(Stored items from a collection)
/---

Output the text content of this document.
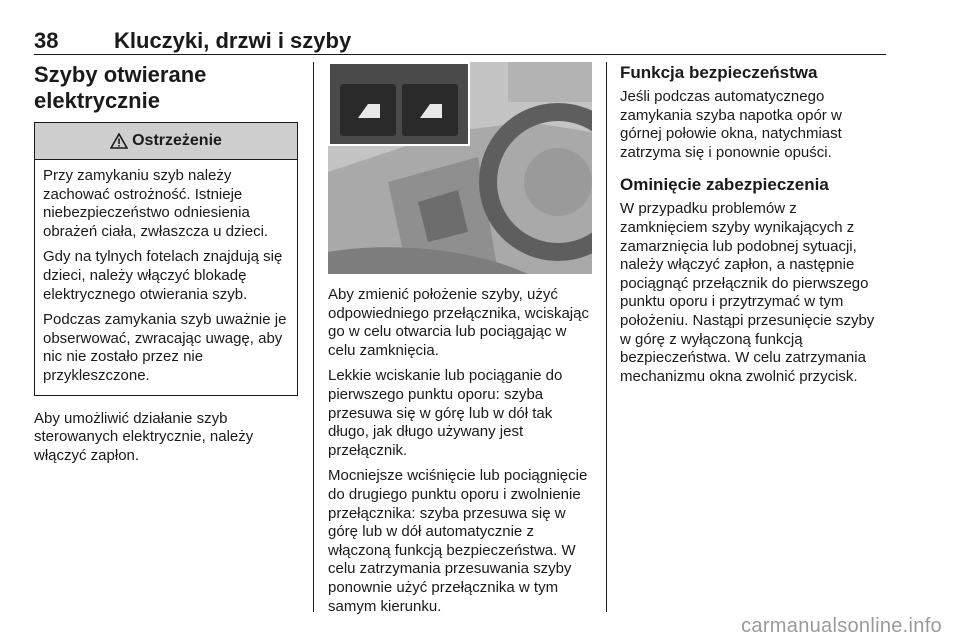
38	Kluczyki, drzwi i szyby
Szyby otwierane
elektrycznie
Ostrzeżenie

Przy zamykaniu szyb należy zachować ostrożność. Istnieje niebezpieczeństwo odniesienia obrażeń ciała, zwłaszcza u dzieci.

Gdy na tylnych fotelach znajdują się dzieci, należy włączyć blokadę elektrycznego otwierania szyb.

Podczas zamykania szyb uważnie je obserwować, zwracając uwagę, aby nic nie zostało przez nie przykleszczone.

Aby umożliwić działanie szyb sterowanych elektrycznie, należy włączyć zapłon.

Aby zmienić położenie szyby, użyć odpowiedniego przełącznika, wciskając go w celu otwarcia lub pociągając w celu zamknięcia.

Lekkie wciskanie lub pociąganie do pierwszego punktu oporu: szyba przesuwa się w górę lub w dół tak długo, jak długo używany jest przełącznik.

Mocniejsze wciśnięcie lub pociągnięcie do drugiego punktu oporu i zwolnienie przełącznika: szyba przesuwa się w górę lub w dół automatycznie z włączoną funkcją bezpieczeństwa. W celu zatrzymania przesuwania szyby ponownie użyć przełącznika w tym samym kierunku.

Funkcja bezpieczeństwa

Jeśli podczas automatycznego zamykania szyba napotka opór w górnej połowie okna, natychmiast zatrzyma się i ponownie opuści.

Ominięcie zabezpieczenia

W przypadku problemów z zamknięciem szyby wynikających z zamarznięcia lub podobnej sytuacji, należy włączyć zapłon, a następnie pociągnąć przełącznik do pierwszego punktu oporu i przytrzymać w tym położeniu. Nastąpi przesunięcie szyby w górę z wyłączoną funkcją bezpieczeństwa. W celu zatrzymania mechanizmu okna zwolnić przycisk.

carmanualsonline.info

\---

(Task to carry out) Quote the entries in full. Any image among them is to be omitted from the copy.

(The completed task)
Output the text content of this document.
38	Kluczyki, drzwi i szyby
Szyby otwierane
elektrycznie
Ostrzeżenie

Przy zamykaniu szyb należy zachować ostrożność. Istnieje niebezpieczeństwo odniesienia obrażeń ciała, zwłaszcza u dzieci.

Gdy na tylnych fotelach znajdują się dzieci, należy włączyć blokadę elektrycznego otwierania szyb.

Podczas zamykania szyb uważnie je obserwować, zwracając uwagę, aby nic nie zostało przez nie przykleszczone.

Aby umożliwić działanie szyb sterowanych elektrycznie, należy włączyć zapłon.

Aby zmienić położenie szyby, użyć odpowiedniego przełącznika, wciskając go w celu otwarcia lub pociągając w celu zamknięcia.

Lekkie wciskanie lub pociąganie do pierwszego punktu oporu: szyba przesuwa się w górę lub w dół tak długo, jak długo używany jest przełącznik.

Mocniejsze wciśnięcie lub pociągnięcie do drugiego punktu oporu i zwolnienie przełącznika: szyba przesuwa się w górę lub w dół automatycznie z włączoną funkcją bezpieczeństwa. W celu zatrzymania przesuwania szyby ponownie użyć przełącznika w tym samym kierunku.

Funkcja bezpieczeństwa

Jeśli podczas automatycznego zamykania szyba napotka opór w górnej połowie okna, natychmiast zatrzyma się i ponownie opuści.

Ominięcie zabezpieczenia

W przypadku problemów z zamknięciem szyby wynikających z zamarznięcia lub podobnej sytuacji, należy włączyć zapłon, a następnie pociągnąć przełącznik do pierwszego punktu oporu i przytrzymać w tym położeniu. Nastąpi przesunięcie szyby w górę z wyłączoną funkcją bezpieczeństwa. W celu zatrzymania mechanizmu okna zwolnić przycisk.

carmanualsonline.info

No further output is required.